WORK INSTRUCTIONS
Each entry below must be repeated word for word.
===== MATERIAL FOR THE TASK =====
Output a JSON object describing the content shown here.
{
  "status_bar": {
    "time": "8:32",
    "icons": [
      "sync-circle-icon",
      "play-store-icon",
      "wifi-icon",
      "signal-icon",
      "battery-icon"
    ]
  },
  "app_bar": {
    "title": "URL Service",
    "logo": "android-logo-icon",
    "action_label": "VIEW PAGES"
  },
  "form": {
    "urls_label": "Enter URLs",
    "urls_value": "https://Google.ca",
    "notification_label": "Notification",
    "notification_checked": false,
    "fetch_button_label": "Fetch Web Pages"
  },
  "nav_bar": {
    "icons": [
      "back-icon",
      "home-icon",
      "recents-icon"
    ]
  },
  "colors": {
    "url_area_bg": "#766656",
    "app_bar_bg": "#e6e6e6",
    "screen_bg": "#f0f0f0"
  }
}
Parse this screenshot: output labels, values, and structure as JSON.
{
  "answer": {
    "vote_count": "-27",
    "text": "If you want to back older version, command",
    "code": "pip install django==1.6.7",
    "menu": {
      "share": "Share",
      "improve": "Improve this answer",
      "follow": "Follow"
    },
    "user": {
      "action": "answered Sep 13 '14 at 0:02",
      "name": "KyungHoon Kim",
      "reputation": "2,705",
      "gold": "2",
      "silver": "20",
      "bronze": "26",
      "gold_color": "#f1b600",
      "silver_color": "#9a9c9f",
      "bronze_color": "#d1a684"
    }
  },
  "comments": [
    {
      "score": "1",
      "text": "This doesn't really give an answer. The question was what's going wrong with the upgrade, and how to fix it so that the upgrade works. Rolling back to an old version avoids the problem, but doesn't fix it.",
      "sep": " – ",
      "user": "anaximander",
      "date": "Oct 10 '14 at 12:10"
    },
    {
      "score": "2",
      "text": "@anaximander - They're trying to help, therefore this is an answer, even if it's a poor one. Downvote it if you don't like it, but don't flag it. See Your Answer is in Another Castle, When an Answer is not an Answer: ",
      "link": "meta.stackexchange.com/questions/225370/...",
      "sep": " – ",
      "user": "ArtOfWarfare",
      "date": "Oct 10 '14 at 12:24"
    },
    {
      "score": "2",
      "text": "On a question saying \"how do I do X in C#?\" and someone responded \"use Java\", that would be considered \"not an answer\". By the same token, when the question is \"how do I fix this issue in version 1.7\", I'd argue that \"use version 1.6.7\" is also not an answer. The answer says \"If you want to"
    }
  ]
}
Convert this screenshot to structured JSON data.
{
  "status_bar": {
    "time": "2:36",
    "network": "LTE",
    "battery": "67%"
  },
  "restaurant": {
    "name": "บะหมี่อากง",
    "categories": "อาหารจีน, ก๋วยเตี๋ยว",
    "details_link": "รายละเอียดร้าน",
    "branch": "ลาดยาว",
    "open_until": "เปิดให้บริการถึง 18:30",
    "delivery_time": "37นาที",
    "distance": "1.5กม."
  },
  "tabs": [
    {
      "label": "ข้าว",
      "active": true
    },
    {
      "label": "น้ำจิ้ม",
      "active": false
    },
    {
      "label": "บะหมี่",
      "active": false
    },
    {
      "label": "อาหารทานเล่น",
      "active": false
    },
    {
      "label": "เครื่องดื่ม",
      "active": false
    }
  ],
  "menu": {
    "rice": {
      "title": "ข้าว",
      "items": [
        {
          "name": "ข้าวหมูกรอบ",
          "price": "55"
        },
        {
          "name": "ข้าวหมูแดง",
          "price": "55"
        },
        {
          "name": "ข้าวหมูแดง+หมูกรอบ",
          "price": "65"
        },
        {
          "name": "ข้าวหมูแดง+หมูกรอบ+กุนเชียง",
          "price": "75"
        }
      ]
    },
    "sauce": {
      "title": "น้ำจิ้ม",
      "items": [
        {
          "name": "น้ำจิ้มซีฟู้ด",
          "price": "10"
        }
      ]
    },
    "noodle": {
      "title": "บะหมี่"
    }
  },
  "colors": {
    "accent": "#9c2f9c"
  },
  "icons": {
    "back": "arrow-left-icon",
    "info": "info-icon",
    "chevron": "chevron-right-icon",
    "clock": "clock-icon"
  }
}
=====
ANSWER TO THIS TASK
Output a JSON object describing the content shown here.
{
  "status_bar": {
    "time": "8:32",
    "icons": [
      "sync-circle-icon",
      "play-store-icon",
      "wifi-icon",
      "signal-icon",
      "battery-icon"
    ]
  },
  "app_bar": {
    "title": "URL Service",
    "logo": "android-logo-icon",
    "action_label": "VIEW PAGES"
  },
  "form": {
    "urls_label": "Enter URLs",
    "urls_value": "https://Google.ca",
    "notification_label": "Notification",
    "notification_checked": false,
    "fetch_button_label": "Fetch Web Pages"
  },
  "nav_bar": {
    "icons": [
      "back-icon",
      "home-icon",
      "recents-icon"
    ]
  },
  "colors": {
    "url_area_bg": "#766656",
    "app_bar_bg": "#e6e6e6",
    "screen_bg": "#f0f0f0"
  }
}
Parse this screenshot: output labels, values, and structure as JSON.
{
  "answer": {
    "vote_count": "-27",
    "text": "If you want to back older version, command",
    "code": "pip install django==1.6.7",
    "menu": {
      "share": "Share",
      "improve": "Improve this answer",
      "follow": "Follow"
    },
    "user": {
      "action": "answered Sep 13 '14 at 0:02",
      "name": "KyungHoon Kim",
      "reputation": "2,705",
      "gold": "2",
      "silver": "20",
      "bronze": "26",
      "gold_color": "#f1b600",
      "silver_color": "#9a9c9f",
      "bronze_color": "#d1a684"
    }
  },
  "comments": [
    {
      "score": "1",
      "text": "This doesn't really give an answer. The question was what's going wrong with the upgrade, and how to fix it so that the upgrade works. Rolling back to an old version avoids the problem, but doesn't fix it.",
      "sep": " – ",
      "user": "anaximander",
      "date": "Oct 10 '14 at 12:10"
    },
    {
      "score": "2",
      "text": "@anaximander - They're trying to help, therefore this is an answer, even if it's a poor one. Downvote it if you don't like it, but don't flag it. See Your Answer is in Another Castle, When an Answer is not an Answer: ",
      "link": "meta.stackexchange.com/questions/225370/...",
      "sep": " – ",
      "user": "ArtOfWarfare",
      "date": "Oct 10 '14 at 12:24"
    },
    {
      "score": "2",
      "text": "On a question saying \"how do I do X in C#?\" and someone responded \"use Java\", that would be considered \"not an answer\". By the same token, when the question is \"how do I fix this issue in version 1.7\", I'd argue that \"use version 1.6.7\" is also not an answer. The answer says \"If you want to"
    }
  ]
}
Convert this screenshot to structured JSON data.
{
  "status_bar": {
    "time": "2:36",
    "network": "LTE",
    "battery": "67%"
  },
  "restaurant": {
    "name": "บะหมี่อากง",
    "categories": "อาหารจีน, ก๋วยเตี๋ยว",
    "details_link": "รายละเอียดร้าน",
    "branch": "ลาดยาว",
    "open_until": "เปิดให้บริการถึง 18:30",
    "delivery_time": "37นาที",
    "distance": "1.5กม."
  },
  "tabs": [
    {
      "label": "ข้าว",
      "active": true
    },
    {
      "label": "น้ำจิ้ม",
      "active": false
    },
    {
      "label": "บะหมี่",
      "active": false
    },
    {
      "label": "อาหารทานเล่น",
      "active": false
    },
    {
      "label": "เครื่องดื่ม",
      "active": false
    }
  ],
  "menu": {
    "rice": {
      "title": "ข้าว",
      "items": [
        {
          "name": "ข้าวหมูกรอบ",
          "price": "55"
        },
        {
          "name": "ข้าวหมูแดง",
          "price": "55"
        },
        {
          "name": "ข้าวหมูแดง+หมูกรอบ",
          "price": "65"
        },
        {
          "name": "ข้าวหมูแดง+หมูกรอบ+กุนเชียง",
          "price": "75"
        }
      ]
    },
    "sauce": {
      "title": "น้ำจิ้ม",
      "items": [
        {
          "name": "น้ำจิ้มซีฟู้ด",
          "price": "10"
        }
      ]
    },
    "noodle": {
      "title": "บะหมี่"
    }
  },
  "colors": {
    "accent": "#9c2f9c"
  },
  "icons": {
    "back": "arrow-left-icon",
    "info": "info-icon",
    "chevron": "chevron-right-icon",
    "clock": "clock-icon"
  }
}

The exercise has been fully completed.